**WHAT THE TASK REQUIRES**:
The data below should be restated word for word, pictures omitted.

Extracts from a graphics dataset:
-*-

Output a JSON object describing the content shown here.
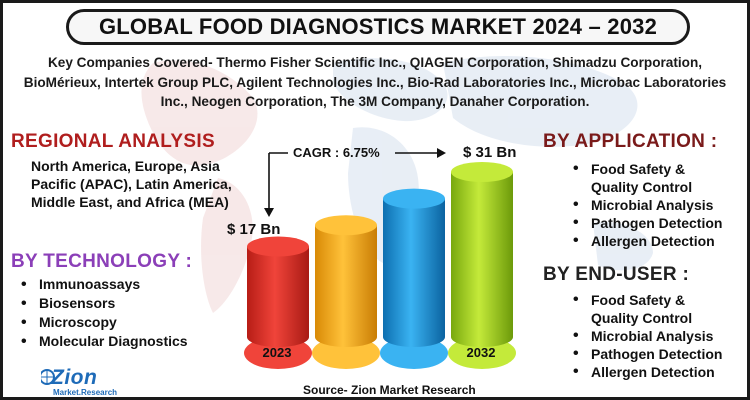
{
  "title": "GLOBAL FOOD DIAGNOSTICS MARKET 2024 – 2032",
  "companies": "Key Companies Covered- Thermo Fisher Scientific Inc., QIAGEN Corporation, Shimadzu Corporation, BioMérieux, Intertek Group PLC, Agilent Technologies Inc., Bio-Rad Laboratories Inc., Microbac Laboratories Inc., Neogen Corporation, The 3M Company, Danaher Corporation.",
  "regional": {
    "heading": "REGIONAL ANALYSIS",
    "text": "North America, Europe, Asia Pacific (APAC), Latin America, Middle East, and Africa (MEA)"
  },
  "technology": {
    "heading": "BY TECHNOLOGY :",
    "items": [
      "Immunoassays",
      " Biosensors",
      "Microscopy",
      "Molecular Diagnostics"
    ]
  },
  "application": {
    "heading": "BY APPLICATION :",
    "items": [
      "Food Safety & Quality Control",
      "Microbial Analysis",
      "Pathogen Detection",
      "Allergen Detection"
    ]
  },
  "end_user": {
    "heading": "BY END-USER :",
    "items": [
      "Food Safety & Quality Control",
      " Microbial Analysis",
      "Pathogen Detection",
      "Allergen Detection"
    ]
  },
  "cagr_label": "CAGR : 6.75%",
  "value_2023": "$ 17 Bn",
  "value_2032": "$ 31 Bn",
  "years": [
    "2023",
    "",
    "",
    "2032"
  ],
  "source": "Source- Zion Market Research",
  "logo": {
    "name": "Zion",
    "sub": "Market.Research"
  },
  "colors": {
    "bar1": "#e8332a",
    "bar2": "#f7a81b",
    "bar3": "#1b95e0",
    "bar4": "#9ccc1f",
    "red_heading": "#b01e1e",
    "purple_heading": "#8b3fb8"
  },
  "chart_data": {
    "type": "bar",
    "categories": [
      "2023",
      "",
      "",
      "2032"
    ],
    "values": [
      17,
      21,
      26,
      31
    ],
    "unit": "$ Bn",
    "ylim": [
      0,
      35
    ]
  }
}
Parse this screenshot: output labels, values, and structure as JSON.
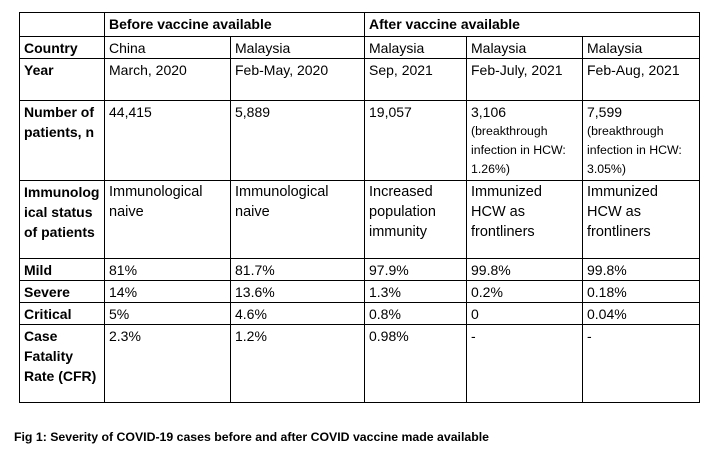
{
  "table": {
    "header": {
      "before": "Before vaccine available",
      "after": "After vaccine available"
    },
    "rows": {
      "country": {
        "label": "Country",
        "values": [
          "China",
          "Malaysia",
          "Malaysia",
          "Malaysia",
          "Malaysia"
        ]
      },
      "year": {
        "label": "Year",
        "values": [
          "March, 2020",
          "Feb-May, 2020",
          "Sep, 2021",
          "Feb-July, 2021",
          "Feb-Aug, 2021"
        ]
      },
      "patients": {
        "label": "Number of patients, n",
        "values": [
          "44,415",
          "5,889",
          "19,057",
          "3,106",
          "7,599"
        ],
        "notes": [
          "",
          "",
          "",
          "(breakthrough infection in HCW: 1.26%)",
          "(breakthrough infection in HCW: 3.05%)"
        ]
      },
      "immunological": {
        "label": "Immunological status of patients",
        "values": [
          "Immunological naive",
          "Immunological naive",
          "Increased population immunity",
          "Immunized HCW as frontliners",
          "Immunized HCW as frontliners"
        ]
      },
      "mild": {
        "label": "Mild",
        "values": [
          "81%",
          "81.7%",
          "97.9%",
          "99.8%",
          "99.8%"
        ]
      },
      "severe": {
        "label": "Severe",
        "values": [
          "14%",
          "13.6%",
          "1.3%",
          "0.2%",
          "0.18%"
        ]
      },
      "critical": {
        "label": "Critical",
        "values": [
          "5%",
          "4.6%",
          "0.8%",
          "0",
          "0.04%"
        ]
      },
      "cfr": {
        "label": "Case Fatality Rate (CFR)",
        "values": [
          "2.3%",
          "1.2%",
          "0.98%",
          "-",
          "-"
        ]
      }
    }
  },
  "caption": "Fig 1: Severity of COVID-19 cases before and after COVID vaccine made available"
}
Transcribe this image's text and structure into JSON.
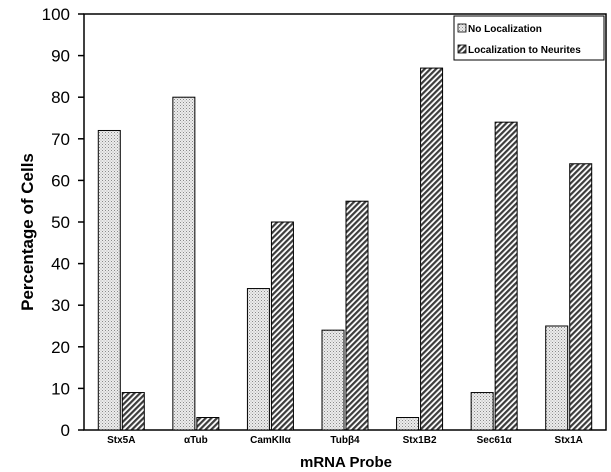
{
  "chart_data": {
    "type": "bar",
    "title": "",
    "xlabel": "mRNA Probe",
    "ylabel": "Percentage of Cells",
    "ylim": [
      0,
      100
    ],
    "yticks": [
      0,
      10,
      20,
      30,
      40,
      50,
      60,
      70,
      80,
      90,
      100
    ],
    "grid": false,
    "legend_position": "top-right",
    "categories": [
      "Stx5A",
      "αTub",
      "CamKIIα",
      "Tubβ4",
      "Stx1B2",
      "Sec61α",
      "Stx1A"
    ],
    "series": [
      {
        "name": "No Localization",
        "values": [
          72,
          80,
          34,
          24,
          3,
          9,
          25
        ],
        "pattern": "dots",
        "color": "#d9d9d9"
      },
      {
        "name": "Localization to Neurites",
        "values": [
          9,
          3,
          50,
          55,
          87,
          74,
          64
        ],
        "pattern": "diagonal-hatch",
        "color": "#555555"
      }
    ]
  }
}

-*-

**RESPONSE**:
Output a JSON object describing the content shown here.
{
  "title": "GLOBAL FOOD DIAGNOSTICS MARKET 2024 – 2032",
  "companies": "Key Companies Covered- Thermo Fisher Scientific Inc., QIAGEN Corporation, Shimadzu Corporation, BioMérieux, Intertek Group PLC, Agilent Technologies Inc., Bio-Rad Laboratories Inc., Microbac Laboratories Inc., Neogen Corporation, The 3M Company, Danaher Corporation.",
  "regional": {
    "heading": "REGIONAL ANALYSIS",
    "text": "North America, Europe, Asia Pacific (APAC), Latin America, Middle East, and Africa (MEA)"
  },
  "technology": {
    "heading": "BY TECHNOLOGY :",
    "items": [
      "Immunoassays",
      " Biosensors",
      "Microscopy",
      "Molecular Diagnostics"
    ]
  },
  "application": {
    "heading": "BY APPLICATION :",
    "items": [
      "Food Safety & Quality Control",
      "Microbial Analysis",
      "Pathogen Detection",
      "Allergen Detection"
    ]
  },
  "end_user": {
    "heading": "BY END-USER :",
    "items": [
      "Food Safety & Quality Control",
      " Microbial Analysis",
      "Pathogen Detection",
      "Allergen Detection"
    ]
  },
  "cagr_label": "CAGR : 6.75%",
  "value_2023": "$ 17 Bn",
  "value_2032": "$ 31 Bn",
  "years": [
    "2023",
    "",
    "",
    "2032"
  ],
  "source": "Source- Zion Market Research",
  "logo": {
    "name": "Zion",
    "sub": "Market.Research"
  },
  "colors": {
    "bar1": "#e8332a",
    "bar2": "#f7a81b",
    "bar3": "#1b95e0",
    "bar4": "#9ccc1f",
    "red_heading": "#b01e1e",
    "purple_heading": "#8b3fb8"
  },
  "chart_data": {
    "type": "bar",
    "categories": [
      "2023",
      "",
      "",
      "2032"
    ],
    "values": [
      17,
      21,
      26,
      31
    ],
    "unit": "$ Bn",
    "ylim": [
      0,
      35
    ]
  }
}
Parse this screenshot: output labels, values, and structure as JSON.
{
  "table": {
    "header": {
      "before": "Before vaccine available",
      "after": "After vaccine available"
    },
    "rows": {
      "country": {
        "label": "Country",
        "values": [
          "China",
          "Malaysia",
          "Malaysia",
          "Malaysia",
          "Malaysia"
        ]
      },
      "year": {
        "label": "Year",
        "values": [
          "March, 2020",
          "Feb-May, 2020",
          "Sep, 2021",
          "Feb-July, 2021",
          "Feb-Aug, 2021"
        ]
      },
      "patients": {
        "label": "Number of patients, n",
        "values": [
          "44,415",
          "5,889",
          "19,057",
          "3,106",
          "7,599"
        ],
        "notes": [
          "",
          "",
          "",
          "(breakthrough infection in HCW: 1.26%)",
          "(breakthrough infection in HCW: 3.05%)"
        ]
      },
      "immunological": {
        "label": "Immunological status of patients",
        "values": [
          "Immunological naive",
          "Immunological naive",
          "Increased population immunity",
          "Immunized HCW as frontliners",
          "Immunized HCW as frontliners"
        ]
      },
      "mild": {
        "label": "Mild",
        "values": [
          "81%",
          "81.7%",
          "97.9%",
          "99.8%",
          "99.8%"
        ]
      },
      "severe": {
        "label": "Severe",
        "values": [
          "14%",
          "13.6%",
          "1.3%",
          "0.2%",
          "0.18%"
        ]
      },
      "critical": {
        "label": "Critical",
        "values": [
          "5%",
          "4.6%",
          "0.8%",
          "0",
          "0.04%"
        ]
      },
      "cfr": {
        "label": "Case Fatality Rate (CFR)",
        "values": [
          "2.3%",
          "1.2%",
          "0.98%",
          "-",
          "-"
        ]
      }
    }
  },
  "caption": "Fig 1: Severity of COVID-19 cases before and after COVID vaccine made available"
}
Transcribe this image's text and structure into JSON.
{
  "chart_data": {
    "type": "bar",
    "title": "",
    "xlabel": "mRNA Probe",
    "ylabel": "Percentage of Cells",
    "ylim": [
      0,
      100
    ],
    "yticks": [
      0,
      10,
      20,
      30,
      40,
      50,
      60,
      70,
      80,
      90,
      100
    ],
    "grid": false,
    "legend_position": "top-right",
    "categories": [
      "Stx5A",
      "αTub",
      "CamKIIα",
      "Tubβ4",
      "Stx1B2",
      "Sec61α",
      "Stx1A"
    ],
    "series": [
      {
        "name": "No Localization",
        "values": [
          72,
          80,
          34,
          24,
          3,
          9,
          25
        ],
        "pattern": "dots",
        "color": "#d9d9d9"
      },
      {
        "name": "Localization to Neurites",
        "values": [
          9,
          3,
          50,
          55,
          87,
          74,
          64
        ],
        "pattern": "diagonal-hatch",
        "color": "#555555"
      }
    ]
  }
}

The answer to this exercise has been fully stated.